- **Source document**
The people we meet are all too human. Greed, self-preservation,
snobbery, generosity and love are all displayed.
In part two she takes us to a village occcupied by the Nazis. We see the complicated relationships which developed between
the occupying soliders and the villagers.
If you only read one novel this year then pick up this master-piece which was only recently published in its French edition. It is winning fans in English and will remain as a testimony to the courage and brilliance of an amazing woman. Her cruel fate adds poignancy and power to her words. Excellent!
- Where are the Jews?
     By A3PEYT4UOB5OUV on 2006-06-15
Nemirovsky was a great writer; her description of the exodus from Paris is inspirational and I felt that I knew the characters very quickly (loved some, hated others!).
I read this book because of all the hype about how wonderful it was. I am giving it three stars because Nemirovsky does tell an interesting story about how the French population coped with the German invasion and occupation but only from the point of view of French Catholics and the different classes of France (including the aristocracy, literary writers, farmers, the middle class and the poor). She does not mention the Jews at all, which is inexplicable to me.
Since Nemirovsky was born a Jew and ultimately converted to Catholicism, the omission of any mention of the Jews in France is bewildering. And since she obviously understood that the Jews (including herself, husband, and children) were in a much more dangerous position than ordinary French people, I cannot fathom why she doesn't mention the Jews plight.

- **Stated problem 1**
Summarize the Nemirovsky reviews in two sentences.
- **Stated problem 2**
According to the Nemirovsky reviews, to what religion did Nemirovsky ultimately convert?
- **Stated problem 3**
Proceed with the Nemirovsky reviews, starting after the final sentence shown.
The lines that follow are separate material and are unrelated to the Nemirovsky reviews.

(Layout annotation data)
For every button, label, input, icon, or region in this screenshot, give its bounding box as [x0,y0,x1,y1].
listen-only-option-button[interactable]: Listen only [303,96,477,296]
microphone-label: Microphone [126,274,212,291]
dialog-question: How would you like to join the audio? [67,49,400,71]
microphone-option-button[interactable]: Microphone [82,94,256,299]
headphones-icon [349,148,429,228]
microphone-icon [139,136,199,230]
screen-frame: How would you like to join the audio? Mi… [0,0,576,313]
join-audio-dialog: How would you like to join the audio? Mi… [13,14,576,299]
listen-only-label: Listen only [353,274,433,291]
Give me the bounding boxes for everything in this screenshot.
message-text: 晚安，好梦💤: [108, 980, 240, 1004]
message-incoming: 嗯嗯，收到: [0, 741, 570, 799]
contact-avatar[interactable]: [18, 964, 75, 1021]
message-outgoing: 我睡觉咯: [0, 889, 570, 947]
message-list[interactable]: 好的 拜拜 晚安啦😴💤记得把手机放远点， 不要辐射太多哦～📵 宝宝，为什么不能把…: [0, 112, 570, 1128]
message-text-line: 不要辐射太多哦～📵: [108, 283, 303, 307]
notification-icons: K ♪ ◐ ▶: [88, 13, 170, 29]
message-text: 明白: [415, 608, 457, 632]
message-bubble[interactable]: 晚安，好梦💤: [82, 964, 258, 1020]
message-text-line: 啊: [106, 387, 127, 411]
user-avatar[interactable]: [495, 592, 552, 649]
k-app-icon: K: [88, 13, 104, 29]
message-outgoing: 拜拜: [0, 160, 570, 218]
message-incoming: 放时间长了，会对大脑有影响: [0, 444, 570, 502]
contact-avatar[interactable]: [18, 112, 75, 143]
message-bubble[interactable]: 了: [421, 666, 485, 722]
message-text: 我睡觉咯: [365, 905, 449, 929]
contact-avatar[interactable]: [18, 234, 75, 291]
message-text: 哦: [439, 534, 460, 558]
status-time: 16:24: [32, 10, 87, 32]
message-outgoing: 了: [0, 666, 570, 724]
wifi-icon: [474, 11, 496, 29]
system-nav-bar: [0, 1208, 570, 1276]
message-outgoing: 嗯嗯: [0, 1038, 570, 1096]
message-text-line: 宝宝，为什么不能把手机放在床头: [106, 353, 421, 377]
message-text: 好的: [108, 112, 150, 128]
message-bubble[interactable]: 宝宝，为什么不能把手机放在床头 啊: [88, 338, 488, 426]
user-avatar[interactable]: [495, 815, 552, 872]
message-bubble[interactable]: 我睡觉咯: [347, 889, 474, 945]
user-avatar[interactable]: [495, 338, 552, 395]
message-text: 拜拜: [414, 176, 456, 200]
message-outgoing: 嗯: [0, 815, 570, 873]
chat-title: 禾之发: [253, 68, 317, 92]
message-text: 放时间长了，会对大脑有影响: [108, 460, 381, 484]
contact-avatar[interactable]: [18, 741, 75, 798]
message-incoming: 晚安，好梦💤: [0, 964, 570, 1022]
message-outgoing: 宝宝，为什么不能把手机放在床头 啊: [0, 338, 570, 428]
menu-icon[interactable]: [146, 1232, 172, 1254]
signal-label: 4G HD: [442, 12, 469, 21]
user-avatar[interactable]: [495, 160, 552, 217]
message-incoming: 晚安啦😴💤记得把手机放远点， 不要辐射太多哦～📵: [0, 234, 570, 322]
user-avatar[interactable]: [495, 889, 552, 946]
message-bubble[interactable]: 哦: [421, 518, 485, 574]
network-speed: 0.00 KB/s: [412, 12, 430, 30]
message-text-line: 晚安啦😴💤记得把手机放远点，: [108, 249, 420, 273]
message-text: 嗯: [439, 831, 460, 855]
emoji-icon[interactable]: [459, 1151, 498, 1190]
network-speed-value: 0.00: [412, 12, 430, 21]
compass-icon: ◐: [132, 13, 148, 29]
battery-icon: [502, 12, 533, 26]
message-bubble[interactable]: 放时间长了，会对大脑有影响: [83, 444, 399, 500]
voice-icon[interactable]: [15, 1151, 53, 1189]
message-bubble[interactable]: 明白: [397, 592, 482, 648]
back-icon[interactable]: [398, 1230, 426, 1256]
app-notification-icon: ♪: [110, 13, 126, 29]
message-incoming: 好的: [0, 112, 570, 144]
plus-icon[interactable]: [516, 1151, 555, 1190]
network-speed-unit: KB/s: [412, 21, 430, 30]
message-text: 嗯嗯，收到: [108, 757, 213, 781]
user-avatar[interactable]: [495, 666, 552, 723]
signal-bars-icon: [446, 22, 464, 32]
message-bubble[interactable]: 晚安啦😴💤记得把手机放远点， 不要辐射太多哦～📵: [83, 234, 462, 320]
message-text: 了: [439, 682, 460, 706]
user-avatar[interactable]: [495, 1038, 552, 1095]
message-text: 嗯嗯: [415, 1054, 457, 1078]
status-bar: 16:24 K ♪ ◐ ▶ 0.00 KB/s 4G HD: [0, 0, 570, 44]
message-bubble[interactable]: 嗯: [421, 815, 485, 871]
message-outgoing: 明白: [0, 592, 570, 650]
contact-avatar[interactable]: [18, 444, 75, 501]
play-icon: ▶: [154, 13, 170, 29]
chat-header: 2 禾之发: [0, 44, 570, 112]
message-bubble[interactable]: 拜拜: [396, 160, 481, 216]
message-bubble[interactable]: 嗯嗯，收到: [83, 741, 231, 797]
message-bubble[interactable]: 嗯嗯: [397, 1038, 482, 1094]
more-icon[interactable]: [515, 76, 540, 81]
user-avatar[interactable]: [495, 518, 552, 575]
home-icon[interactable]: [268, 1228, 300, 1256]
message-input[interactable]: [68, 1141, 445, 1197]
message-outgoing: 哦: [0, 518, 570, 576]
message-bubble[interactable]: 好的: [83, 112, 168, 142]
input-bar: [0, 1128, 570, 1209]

- **Exercise response 1**
One reviewer calls the novel a masterpiece, praising its all-too-human characters and its account of relations between occupying soldiers and villagers in a Nazi-occupied village. Another reviewer gives it three stars, finding its story of how the French coped with the German invasion and occupation interesting but bewildering for never mentioning the Jews, given that Nemirovsky was born a Jew.

- **Exercise response 2**
Catholicism.

- **Exercise response 3**
However, I still recommend this book and especially the notes at the end of the two novellas. They are fascinating and enlightening about the difficulties the author and her family experienced because of their Jewish background.
- 2/5 of a Superb Novel
     By A1Y9LNE9RBM3AV on 2007-04-02
Suite Francaise by Irene Nemirovsky is a superb novel even thought it is a translation - and even though it was published 64 years after the author died.
The book plan called for five sections for an approximate total of 1000 pages. Unfortunately, only 2/5 of this major novel was written before the author was put to death in the gas chambers of Auschwitz.
The opening section, called "Storm in June", details the lives of several families - ranging from poor to upper middle class - who were forced to flee Paris ahead of the German bombing in June of 1941.
The second and last section of the novel, called "Dolce," takes place in a small provincial French village and describes the interactions between the villagers and the soldiers of the German army.
The last three sections of the book, which were to be titled "Captivity", "Battles," and "Peace" were in various stages of outline, but the author died before these sections were written, leaving the book with several loose threads.
To complete the novel, the publisher added three Appendices. The first contains the author's handwritten notes for the novel.
The second includes correspondences from the author and her husband to her publisher concerning money and also to influential friends seeking release from her imprisonment.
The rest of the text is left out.